*MATERIAL SUPPLIED*.
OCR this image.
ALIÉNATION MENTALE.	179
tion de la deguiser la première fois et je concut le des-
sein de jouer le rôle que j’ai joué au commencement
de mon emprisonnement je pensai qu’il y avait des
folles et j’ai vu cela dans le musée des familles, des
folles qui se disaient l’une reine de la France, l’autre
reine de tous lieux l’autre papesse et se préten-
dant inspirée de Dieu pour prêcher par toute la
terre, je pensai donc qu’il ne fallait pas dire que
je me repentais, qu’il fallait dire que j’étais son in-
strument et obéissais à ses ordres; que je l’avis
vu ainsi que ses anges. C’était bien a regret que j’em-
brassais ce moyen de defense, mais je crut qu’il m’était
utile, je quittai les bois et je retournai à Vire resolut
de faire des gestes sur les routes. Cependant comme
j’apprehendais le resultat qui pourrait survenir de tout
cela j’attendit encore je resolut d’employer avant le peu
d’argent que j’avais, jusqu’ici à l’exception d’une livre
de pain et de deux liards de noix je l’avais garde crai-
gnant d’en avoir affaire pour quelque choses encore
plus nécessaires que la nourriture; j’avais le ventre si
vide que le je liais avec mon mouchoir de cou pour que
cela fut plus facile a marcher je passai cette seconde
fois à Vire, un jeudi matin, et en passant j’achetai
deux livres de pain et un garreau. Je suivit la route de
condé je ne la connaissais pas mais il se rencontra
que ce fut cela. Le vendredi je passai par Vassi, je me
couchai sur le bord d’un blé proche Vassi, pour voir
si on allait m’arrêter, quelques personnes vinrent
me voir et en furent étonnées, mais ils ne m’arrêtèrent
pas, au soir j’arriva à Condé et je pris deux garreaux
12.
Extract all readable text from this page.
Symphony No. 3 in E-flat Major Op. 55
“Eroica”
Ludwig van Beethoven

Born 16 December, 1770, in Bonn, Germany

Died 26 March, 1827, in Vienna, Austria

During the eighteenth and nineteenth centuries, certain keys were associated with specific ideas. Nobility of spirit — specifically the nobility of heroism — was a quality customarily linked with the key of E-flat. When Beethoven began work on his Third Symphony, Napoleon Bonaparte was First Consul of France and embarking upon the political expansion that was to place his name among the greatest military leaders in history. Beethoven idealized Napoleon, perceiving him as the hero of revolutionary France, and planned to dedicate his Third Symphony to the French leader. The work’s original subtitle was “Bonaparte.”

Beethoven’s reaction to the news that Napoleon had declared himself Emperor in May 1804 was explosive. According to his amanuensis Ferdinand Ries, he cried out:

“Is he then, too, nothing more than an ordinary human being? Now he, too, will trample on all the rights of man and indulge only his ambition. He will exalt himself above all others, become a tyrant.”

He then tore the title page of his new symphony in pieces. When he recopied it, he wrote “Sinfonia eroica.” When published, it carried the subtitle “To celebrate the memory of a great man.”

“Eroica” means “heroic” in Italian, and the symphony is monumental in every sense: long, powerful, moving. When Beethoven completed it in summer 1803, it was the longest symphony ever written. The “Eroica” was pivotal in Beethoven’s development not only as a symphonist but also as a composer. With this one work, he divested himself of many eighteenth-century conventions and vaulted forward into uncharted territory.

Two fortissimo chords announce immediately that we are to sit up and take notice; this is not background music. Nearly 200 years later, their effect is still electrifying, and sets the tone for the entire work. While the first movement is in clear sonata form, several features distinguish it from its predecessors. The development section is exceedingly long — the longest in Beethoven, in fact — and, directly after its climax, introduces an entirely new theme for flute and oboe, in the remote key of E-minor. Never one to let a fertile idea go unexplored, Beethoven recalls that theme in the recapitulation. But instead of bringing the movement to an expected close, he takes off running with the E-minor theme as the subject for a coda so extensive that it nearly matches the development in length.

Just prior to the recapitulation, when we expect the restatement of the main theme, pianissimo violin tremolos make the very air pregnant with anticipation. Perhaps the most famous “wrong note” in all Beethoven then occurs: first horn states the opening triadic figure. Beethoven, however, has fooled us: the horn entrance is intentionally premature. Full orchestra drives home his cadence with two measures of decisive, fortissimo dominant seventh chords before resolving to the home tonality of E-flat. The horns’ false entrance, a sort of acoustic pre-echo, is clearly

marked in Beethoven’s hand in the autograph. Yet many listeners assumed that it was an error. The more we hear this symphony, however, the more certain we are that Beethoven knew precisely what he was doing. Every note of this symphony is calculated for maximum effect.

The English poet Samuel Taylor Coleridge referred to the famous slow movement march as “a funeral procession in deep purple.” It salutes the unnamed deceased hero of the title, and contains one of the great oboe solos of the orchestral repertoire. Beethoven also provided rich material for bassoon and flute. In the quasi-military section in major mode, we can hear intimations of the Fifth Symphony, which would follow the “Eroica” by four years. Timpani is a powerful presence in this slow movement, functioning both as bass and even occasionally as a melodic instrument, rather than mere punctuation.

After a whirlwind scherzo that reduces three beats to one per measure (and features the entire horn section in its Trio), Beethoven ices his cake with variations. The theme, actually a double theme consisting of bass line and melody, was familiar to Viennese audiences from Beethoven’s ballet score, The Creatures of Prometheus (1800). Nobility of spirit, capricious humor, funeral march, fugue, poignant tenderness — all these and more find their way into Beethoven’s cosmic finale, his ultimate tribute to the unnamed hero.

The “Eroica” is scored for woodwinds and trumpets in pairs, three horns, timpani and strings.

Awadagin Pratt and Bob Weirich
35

*REQUIRED WORK*. Using the listing above, pull out all lines that hold the word "more".

*WORKED ANSWER*.
“Is he then, too, nothing more than an ordinary human being? Now he, too, will trample on all the rights of man and indulge only his ambition. He will exalt himself above all others, become a tyrant.”
marked in Beethoven’s hand in the autograph. Yet many listeners assumed that it was an error. The more we hear this symphony, however, the more certain we are that Beethoven knew precisely what he was doing. Every note of this symphony is calculated for maximum effect.
After a whirlwind scherzo that reduces three beats to one per measure (and features the entire horn section in its Trio), Beethoven ices his cake with variations. The theme, actually a double theme consisting of bass line and melody, was familiar to Viennese audiences from Beethoven’s ballet score, The Creatures of Prometheus (1800). Nobility of spirit, capricious humor, funeral march, fugue, poignant tenderness — all these and more find their way into Beethoven’s cosmic finale, his ultimate tribute to the unnamed hero.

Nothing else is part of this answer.